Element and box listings
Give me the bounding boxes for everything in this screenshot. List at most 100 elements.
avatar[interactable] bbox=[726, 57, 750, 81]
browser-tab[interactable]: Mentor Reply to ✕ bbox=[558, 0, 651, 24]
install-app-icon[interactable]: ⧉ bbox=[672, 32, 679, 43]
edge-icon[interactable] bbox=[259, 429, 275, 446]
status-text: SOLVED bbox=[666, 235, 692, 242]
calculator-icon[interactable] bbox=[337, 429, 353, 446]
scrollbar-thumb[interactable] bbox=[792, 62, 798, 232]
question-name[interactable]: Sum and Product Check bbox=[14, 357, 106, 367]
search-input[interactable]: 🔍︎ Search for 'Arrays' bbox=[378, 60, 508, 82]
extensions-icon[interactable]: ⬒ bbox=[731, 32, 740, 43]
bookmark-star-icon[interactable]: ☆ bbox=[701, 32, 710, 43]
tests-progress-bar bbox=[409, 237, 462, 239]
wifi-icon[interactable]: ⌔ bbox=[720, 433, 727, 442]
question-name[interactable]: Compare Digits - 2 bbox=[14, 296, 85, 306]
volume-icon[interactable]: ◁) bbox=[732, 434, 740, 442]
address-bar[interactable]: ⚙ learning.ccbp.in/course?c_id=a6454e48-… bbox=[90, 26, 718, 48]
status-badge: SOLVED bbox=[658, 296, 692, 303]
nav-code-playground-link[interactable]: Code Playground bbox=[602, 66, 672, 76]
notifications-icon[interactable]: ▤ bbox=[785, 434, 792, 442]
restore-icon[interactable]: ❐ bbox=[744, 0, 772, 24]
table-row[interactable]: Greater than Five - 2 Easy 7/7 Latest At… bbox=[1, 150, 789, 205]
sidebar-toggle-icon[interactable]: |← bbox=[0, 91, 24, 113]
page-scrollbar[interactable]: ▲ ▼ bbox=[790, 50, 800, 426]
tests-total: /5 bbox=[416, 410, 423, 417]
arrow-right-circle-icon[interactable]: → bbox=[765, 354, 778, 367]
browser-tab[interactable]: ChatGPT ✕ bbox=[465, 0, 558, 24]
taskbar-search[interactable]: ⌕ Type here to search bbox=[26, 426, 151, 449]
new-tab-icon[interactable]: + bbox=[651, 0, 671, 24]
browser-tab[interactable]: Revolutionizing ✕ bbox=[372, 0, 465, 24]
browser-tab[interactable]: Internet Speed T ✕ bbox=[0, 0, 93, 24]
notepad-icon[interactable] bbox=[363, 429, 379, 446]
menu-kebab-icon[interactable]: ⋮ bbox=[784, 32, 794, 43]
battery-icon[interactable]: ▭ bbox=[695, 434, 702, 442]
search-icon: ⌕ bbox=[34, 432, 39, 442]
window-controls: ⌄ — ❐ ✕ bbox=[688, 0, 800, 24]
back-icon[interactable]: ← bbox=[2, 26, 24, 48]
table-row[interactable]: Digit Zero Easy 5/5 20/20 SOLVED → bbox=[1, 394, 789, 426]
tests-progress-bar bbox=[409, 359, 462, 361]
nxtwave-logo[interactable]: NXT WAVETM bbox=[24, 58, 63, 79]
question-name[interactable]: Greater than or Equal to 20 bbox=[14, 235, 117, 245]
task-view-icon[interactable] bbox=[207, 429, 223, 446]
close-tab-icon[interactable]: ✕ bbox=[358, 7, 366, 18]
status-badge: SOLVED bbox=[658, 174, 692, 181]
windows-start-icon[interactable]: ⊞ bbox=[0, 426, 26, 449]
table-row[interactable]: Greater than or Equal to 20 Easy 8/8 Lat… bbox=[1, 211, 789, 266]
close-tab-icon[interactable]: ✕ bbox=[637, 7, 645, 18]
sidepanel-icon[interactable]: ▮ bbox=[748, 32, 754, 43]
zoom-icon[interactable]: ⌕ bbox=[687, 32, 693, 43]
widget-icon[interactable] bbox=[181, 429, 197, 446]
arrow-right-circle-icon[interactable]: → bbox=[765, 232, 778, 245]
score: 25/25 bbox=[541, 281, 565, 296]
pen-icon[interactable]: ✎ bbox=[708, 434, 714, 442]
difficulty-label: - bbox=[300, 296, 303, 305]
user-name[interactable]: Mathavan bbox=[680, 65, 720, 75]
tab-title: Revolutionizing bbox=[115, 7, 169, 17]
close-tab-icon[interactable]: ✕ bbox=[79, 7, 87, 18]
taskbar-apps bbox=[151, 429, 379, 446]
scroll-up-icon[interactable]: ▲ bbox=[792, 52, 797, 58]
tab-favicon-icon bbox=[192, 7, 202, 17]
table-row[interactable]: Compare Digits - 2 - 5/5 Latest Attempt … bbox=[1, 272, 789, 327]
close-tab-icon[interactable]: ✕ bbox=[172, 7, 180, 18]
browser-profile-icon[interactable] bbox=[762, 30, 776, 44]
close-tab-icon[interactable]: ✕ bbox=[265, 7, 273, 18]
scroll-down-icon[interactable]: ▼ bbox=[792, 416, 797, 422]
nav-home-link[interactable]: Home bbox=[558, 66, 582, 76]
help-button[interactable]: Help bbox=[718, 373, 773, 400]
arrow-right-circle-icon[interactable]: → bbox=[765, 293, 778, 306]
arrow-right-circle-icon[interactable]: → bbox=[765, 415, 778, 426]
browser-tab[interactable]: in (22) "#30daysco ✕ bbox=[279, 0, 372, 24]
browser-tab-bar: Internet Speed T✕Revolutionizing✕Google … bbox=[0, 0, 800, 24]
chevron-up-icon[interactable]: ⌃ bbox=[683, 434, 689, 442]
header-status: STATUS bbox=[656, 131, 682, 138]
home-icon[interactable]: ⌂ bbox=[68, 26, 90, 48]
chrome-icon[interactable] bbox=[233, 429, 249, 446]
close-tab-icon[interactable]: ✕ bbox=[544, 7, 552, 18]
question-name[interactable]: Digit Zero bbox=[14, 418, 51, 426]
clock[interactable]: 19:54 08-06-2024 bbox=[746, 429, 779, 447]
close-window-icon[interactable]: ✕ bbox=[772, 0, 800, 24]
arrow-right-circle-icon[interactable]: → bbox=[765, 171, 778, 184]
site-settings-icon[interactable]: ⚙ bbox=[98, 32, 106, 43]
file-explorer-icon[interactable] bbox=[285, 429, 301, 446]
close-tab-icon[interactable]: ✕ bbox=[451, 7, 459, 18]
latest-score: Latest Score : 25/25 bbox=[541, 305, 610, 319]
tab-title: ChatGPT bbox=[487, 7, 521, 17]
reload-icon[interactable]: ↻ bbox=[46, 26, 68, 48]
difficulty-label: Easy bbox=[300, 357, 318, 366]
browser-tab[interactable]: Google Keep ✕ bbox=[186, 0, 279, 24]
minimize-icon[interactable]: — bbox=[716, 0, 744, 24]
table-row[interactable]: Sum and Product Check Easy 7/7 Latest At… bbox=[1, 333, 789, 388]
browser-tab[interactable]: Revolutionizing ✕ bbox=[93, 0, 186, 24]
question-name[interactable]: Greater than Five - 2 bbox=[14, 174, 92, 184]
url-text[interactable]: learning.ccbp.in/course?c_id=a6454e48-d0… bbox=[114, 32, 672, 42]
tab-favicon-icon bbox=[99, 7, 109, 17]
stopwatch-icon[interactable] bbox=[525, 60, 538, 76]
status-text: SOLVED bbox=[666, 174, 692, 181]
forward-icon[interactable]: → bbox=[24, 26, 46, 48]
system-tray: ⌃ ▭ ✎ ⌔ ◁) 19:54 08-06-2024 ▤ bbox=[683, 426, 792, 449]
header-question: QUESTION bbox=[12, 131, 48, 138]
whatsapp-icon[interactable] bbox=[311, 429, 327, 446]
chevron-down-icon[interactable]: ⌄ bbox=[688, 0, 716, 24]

Work instructions
Reproduce the listing above word for word, beginning at its first line and ending after the line that contains "calculator-icon[interactable] bbox=[337, 429, 353, 446]".

Task answer
Give me the bounding boxes for everything in this screenshot. List at most 100 elements.
avatar[interactable] bbox=[726, 57, 750, 81]
browser-tab[interactable]: Mentor Reply to ✕ bbox=[558, 0, 651, 24]
install-app-icon[interactable]: ⧉ bbox=[672, 32, 679, 43]
edge-icon[interactable] bbox=[259, 429, 275, 446]
status-text: SOLVED bbox=[666, 235, 692, 242]
calculator-icon[interactable] bbox=[337, 429, 353, 446]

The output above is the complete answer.